- Data excerpts:

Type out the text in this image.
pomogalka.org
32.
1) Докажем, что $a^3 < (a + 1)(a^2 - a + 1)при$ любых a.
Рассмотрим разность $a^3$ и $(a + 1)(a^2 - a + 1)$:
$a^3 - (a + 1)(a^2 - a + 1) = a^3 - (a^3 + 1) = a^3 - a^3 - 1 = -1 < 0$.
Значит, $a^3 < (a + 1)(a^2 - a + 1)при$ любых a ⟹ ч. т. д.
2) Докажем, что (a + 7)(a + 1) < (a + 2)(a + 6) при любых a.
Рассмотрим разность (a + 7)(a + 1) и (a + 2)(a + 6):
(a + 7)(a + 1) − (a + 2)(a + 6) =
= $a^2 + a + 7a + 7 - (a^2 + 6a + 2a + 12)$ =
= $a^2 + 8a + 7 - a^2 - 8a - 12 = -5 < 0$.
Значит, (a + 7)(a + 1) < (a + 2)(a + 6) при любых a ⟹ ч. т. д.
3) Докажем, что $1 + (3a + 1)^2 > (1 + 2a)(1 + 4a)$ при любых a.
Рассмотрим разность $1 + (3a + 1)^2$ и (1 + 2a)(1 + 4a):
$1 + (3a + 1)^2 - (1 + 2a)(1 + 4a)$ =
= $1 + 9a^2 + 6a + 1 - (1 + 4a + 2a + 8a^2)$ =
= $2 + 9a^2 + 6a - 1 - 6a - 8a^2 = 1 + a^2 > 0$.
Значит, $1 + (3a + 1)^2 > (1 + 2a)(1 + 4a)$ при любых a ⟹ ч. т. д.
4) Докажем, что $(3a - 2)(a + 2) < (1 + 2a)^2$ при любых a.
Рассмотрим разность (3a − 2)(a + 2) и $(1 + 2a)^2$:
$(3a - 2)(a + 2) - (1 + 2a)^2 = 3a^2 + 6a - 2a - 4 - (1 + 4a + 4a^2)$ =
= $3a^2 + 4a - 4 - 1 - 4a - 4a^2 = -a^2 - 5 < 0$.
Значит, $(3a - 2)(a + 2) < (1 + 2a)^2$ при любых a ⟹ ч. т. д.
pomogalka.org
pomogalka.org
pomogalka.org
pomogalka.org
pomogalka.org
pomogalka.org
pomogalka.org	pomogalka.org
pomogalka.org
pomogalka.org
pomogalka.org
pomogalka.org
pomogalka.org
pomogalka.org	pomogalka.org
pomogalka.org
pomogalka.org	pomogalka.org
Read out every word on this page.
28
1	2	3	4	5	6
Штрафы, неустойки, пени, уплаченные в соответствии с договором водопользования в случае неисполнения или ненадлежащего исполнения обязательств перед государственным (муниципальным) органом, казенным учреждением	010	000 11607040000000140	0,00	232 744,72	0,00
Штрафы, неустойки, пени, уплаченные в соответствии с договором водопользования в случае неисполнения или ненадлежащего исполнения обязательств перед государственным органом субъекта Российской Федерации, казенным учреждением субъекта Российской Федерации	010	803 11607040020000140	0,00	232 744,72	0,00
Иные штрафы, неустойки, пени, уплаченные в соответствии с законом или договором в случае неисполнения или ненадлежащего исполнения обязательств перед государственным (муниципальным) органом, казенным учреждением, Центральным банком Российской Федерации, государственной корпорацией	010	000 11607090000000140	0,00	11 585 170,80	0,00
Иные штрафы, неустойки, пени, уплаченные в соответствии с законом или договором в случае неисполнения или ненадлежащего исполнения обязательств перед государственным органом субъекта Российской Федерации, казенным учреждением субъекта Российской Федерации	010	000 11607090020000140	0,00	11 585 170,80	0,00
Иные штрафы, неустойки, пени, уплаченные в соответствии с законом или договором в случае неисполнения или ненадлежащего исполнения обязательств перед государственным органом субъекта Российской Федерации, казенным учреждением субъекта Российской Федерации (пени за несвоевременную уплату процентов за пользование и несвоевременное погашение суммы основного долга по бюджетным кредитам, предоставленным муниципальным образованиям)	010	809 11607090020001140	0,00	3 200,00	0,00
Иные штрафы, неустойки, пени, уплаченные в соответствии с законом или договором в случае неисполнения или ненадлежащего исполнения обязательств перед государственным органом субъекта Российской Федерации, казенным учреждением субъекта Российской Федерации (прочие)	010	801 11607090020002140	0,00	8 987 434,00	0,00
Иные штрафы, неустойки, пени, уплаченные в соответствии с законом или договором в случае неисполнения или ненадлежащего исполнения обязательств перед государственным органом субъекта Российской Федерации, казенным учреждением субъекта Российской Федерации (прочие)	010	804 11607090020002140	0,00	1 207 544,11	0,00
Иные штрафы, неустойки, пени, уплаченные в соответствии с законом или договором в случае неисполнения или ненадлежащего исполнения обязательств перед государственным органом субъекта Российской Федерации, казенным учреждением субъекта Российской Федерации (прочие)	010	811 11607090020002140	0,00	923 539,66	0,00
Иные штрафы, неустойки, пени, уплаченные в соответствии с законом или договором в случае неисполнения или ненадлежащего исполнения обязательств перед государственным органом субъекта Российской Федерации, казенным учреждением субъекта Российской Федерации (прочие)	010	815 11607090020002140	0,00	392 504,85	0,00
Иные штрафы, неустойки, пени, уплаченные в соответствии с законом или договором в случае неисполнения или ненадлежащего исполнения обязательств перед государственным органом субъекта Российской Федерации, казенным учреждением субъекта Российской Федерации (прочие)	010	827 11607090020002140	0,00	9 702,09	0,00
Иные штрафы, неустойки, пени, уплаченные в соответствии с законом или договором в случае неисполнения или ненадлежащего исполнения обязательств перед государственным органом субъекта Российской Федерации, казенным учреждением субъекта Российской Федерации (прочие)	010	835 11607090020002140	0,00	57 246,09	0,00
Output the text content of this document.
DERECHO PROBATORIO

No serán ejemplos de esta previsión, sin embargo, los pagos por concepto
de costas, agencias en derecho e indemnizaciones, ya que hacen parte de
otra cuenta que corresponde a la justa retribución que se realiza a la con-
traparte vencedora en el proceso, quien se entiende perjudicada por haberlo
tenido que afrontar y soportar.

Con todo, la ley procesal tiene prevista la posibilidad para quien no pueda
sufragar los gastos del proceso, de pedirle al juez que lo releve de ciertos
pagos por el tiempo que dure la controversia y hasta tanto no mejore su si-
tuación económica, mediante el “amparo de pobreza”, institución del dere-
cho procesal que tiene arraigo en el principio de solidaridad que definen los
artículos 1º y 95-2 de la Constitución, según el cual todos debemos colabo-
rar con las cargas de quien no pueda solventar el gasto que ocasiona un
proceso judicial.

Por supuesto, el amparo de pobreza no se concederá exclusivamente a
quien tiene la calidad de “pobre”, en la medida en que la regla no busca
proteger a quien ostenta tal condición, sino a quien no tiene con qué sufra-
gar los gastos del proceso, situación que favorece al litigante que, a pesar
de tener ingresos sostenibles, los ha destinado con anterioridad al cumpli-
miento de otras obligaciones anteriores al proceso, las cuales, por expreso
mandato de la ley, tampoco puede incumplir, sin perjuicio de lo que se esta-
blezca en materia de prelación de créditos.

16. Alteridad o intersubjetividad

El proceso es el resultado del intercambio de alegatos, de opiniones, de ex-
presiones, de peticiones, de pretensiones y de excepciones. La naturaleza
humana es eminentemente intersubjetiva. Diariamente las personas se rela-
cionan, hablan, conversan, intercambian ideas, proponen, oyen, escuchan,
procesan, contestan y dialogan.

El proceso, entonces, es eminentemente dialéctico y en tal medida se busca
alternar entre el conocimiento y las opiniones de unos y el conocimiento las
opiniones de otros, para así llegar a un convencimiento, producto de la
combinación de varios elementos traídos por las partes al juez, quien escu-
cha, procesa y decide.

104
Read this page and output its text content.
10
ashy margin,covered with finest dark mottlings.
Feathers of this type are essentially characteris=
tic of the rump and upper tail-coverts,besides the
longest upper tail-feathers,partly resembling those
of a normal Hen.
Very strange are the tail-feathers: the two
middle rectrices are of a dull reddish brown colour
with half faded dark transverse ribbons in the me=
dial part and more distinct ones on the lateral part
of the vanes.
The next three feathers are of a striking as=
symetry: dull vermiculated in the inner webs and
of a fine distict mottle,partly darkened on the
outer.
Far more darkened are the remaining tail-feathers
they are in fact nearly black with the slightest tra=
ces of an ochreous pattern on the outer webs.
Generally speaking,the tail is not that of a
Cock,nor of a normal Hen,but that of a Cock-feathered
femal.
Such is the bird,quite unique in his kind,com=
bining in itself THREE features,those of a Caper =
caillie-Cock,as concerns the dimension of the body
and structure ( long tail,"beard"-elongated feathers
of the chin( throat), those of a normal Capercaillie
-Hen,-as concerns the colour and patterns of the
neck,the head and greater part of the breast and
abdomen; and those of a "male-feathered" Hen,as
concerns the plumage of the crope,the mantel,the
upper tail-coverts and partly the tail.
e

- REQUIREMENT: Return the lines from the line containing "Read this page and output its text content." to the end of the entries above, exactly as they appear and with no other output.

- RESULT OF THIS EXERCISE:
Read this page and output its text content.
10
ashy margin,covered with finest dark mottlings.
Feathers of this type are essentially characteris=
tic of the rump and upper tail-coverts,besides the
longest upper tail-feathers,partly resembling those
of a normal Hen.
Very strange are the tail-feathers: the two
middle rectrices are of a dull reddish brown colour
with half faded dark transverse ribbons in the me=
dial part and more distinct ones on the lateral part
of the vanes.
The next three feathers are of a striking as=
symetry: dull vermiculated in the inner webs and
of a fine distict mottle,partly darkened on the
outer.
Far more darkened are the remaining tail-feathers
they are in fact nearly black with the slightest tra=
ces of an ochreous pattern on the outer webs.
Generally speaking,the tail is not that of a
Cock,nor of a normal Hen,but that of a Cock-feathered
femal.
Such is the bird,quite unique in his kind,com=
bining in itself THREE features,those of a Caper =
caillie-Cock,as concerns the dimension of the body
and structure ( long tail,"beard"-elongated feathers
of the chin( throat), those of a normal Capercaillie
-Hen,-as concerns the colour and patterns of the
neck,the head and greater part of the breast and
abdomen; and those of a "male-feathered" Hen,as
concerns the plumage of the crope,the mantel,the
upper tail-coverts and partly the tail.
e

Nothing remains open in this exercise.